** START OF Extracted data **
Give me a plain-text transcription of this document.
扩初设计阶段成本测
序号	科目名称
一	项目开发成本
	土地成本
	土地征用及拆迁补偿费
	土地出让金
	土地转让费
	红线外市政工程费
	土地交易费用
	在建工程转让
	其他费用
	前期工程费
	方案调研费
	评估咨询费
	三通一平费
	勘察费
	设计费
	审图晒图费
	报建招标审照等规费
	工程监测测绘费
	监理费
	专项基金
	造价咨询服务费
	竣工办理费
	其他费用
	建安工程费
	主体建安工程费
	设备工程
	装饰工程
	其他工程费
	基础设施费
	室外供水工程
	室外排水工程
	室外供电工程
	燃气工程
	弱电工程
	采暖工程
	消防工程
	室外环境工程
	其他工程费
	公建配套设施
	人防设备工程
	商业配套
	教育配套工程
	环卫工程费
** END OF Extracted data **
## What needs to be done
The records above are to be repeated exactly, in their entirety.

## Answer to the problem
Give me a plain-text transcription of this document.
扩初设计阶段成本测
序号	科目名称
一	项目开发成本
	土地成本
	土地征用及拆迁补偿费
	土地出让金
	土地转让费
	红线外市政工程费
	土地交易费用
	在建工程转让
	其他费用
	前期工程费
	方案调研费
	评估咨询费
	三通一平费
	勘察费
	设计费
	审图晒图费
	报建招标审照等规费
	工程监测测绘费
	监理费
	专项基金
	造价咨询服务费
	竣工办理费
	其他费用
	建安工程费
	主体建安工程费
	设备工程
	装饰工程
	其他工程费
	基础设施费
	室外供水工程
	室外排水工程
	室外供电工程
	燃气工程
	弱电工程
	采暖工程
	消防工程
	室外环境工程
	其他工程费
	公建配套设施
	人防设备工程
	商业配套
	教育配套工程
	环卫工程费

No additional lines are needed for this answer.